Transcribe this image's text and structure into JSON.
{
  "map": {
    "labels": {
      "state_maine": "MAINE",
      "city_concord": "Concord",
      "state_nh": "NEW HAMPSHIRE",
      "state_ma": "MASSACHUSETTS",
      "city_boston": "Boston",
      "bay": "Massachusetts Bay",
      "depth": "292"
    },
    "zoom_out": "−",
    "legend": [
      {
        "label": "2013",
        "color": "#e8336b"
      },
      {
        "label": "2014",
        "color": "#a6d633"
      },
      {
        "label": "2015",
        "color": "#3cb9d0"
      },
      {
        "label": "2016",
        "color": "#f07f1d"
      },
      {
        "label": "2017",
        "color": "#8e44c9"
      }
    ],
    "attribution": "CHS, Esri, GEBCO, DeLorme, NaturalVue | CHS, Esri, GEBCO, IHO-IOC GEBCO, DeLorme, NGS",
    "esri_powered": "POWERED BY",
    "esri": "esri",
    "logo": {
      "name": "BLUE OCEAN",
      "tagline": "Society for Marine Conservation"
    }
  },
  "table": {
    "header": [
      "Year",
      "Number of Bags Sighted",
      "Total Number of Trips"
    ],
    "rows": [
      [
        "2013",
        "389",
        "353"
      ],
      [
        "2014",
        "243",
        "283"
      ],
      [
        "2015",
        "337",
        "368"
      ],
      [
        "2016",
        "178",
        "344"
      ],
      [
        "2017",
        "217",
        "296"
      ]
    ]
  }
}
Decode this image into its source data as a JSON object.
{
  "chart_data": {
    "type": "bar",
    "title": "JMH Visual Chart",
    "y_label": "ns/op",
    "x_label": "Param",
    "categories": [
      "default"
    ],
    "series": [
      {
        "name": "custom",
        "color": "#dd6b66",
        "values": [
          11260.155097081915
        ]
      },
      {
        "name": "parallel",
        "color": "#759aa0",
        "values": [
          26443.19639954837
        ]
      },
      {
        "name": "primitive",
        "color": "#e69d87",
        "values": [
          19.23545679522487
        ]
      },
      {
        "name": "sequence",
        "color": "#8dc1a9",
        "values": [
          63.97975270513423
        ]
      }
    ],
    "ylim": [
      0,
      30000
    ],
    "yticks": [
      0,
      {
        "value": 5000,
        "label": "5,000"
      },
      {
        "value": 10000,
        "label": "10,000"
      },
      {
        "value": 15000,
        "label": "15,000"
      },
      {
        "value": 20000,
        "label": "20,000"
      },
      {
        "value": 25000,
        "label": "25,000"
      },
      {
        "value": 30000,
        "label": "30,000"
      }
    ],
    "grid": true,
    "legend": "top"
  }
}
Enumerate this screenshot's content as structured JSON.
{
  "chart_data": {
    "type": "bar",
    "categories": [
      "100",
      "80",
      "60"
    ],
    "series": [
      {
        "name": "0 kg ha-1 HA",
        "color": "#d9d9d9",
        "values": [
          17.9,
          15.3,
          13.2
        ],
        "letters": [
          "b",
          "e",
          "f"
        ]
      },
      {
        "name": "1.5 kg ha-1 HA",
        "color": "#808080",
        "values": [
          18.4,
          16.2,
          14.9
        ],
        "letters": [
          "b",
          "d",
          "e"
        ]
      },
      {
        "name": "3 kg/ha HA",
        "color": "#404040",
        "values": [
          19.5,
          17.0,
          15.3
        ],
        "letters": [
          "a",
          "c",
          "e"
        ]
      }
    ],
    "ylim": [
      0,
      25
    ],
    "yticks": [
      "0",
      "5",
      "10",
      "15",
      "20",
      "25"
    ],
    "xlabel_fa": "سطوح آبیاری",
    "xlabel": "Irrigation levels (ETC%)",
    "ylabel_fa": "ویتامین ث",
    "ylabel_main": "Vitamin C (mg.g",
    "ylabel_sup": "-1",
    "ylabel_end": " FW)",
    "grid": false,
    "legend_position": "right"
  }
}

[Request]
Using the listing above, pick out each line that contains the word "this", then copy it.

[Final answer]
Transcribe this image's text and structure into JSON.
Decode this image into its source data as a JSON object.
Enumerate this screenshot's content as structured JSON.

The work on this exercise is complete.